===== Task data

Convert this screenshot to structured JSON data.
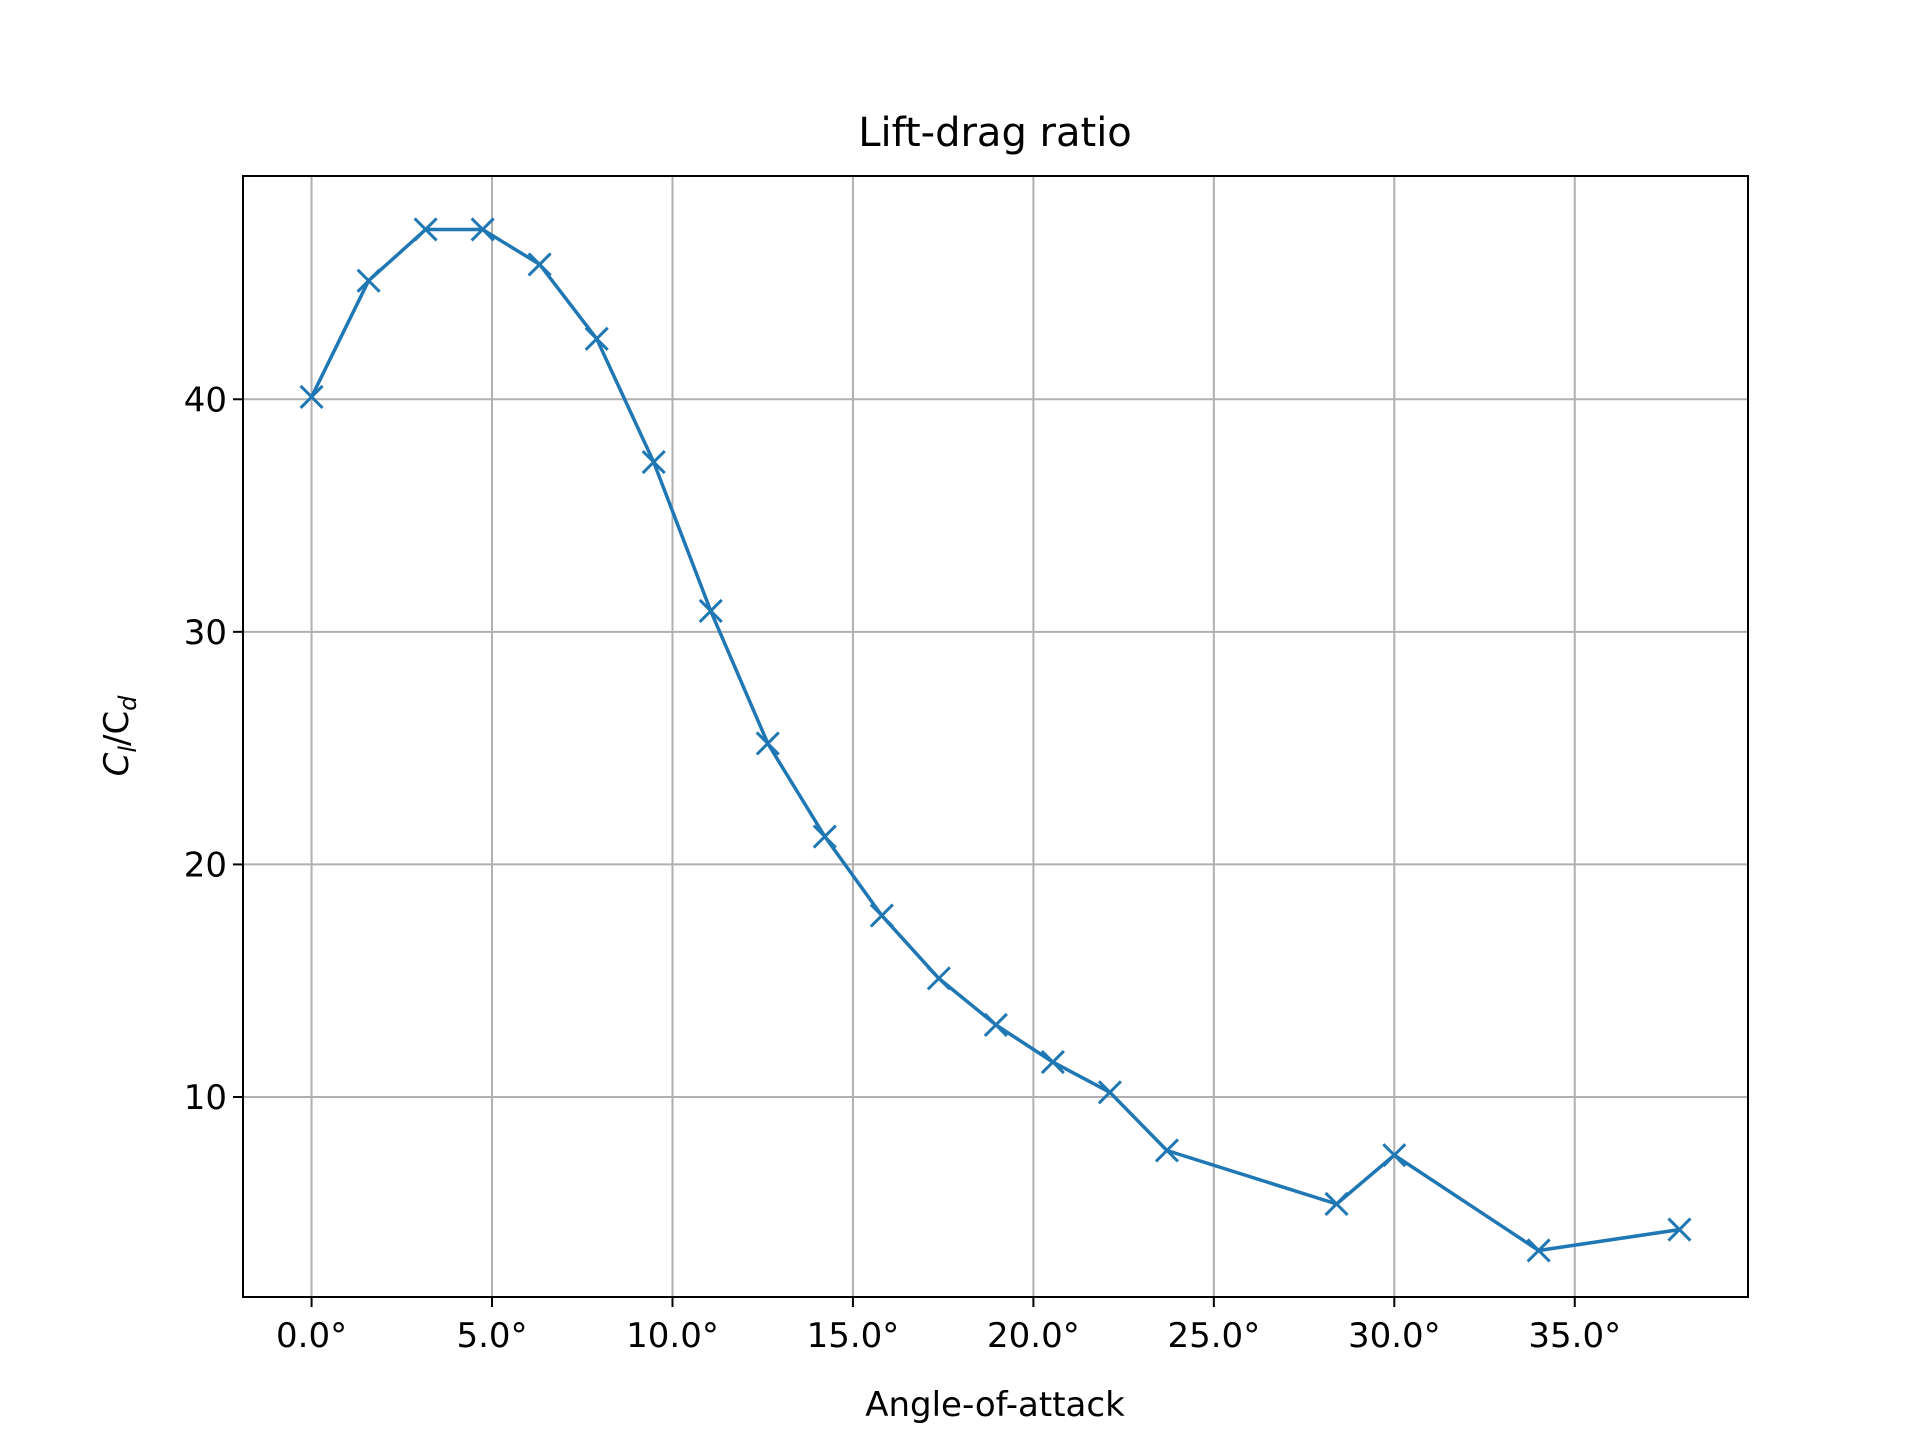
{
  "chart_data": {
    "type": "line",
    "title": "Lift-drag ratio",
    "xlabel": "Angle-of-attack",
    "ylabel_main": "C",
    "ylabel_sub1": "l",
    "ylabel_mid": "/C",
    "ylabel_sub2": "d",
    "xlim": [
      -1.9,
      39.8
    ],
    "ylim": [
      1.4,
      49.6
    ],
    "xticks": [
      0,
      5,
      10,
      15,
      20,
      25,
      30,
      35
    ],
    "xtick_labels": [
      "0.0°",
      "5.0°",
      "10.0°",
      "15.0°",
      "20.0°",
      "25.0°",
      "30.0°",
      "35.0°"
    ],
    "yticks": [
      10,
      20,
      30,
      40
    ],
    "ytick_labels": [
      "10",
      "20",
      "30",
      "40"
    ],
    "grid": true,
    "series": [
      {
        "color": "#1f77b4",
        "marker": "x",
        "x": [
          0.0,
          1.58,
          3.16,
          4.74,
          6.32,
          7.9,
          9.48,
          11.06,
          12.64,
          14.22,
          15.8,
          17.38,
          18.96,
          20.54,
          22.12,
          23.7,
          28.4,
          30.0,
          34.0,
          37.9
        ],
        "y": [
          40.1,
          45.1,
          47.3,
          47.3,
          45.8,
          42.6,
          37.3,
          30.9,
          25.2,
          21.2,
          17.8,
          15.1,
          13.1,
          11.5,
          10.2,
          7.7,
          5.4,
          7.5,
          3.4,
          4.3
        ]
      }
    ]
  }
}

==========

What needs to be done: Exact duplication of all the records is required; pictures are omitted from the copy.

Exercise answer:
Convert this screenshot to structured JSON data.
{
  "chart_data": {
    "type": "line",
    "title": "Lift-drag ratio",
    "xlabel": "Angle-of-attack",
    "ylabel_main": "C",
    "ylabel_sub1": "l",
    "ylabel_mid": "/C",
    "ylabel_sub2": "d",
    "xlim": [
      -1.9,
      39.8
    ],
    "ylim": [
      1.4,
      49.6
    ],
    "xticks": [
      0,
      5,
      10,
      15,
      20,
      25,
      30,
      35
    ],
    "xtick_labels": [
      "0.0°",
      "5.0°",
      "10.0°",
      "15.0°",
      "20.0°",
      "25.0°",
      "30.0°",
      "35.0°"
    ],
    "yticks": [
      10,
      20,
      30,
      40
    ],
    "ytick_labels": [
      "10",
      "20",
      "30",
      "40"
    ],
    "grid": true,
    "series": [
      {
        "color": "#1f77b4",
        "marker": "x",
        "x": [
          0.0,
          1.58,
          3.16,
          4.74,
          6.32,
          7.9,
          9.48,
          11.06,
          12.64,
          14.22,
          15.8,
          17.38,
          18.96,
          20.54,
          22.12,
          23.7,
          28.4,
          30.0,
          34.0,
          37.9
        ],
        "y": [
          40.1,
          45.1,
          47.3,
          47.3,
          45.8,
          42.6,
          37.3,
          30.9,
          25.2,
          21.2,
          17.8,
          15.1,
          13.1,
          11.5,
          10.2,
          7.7,
          5.4,
          7.5,
          3.4,
          4.3
        ]
      }
    ]
  }
}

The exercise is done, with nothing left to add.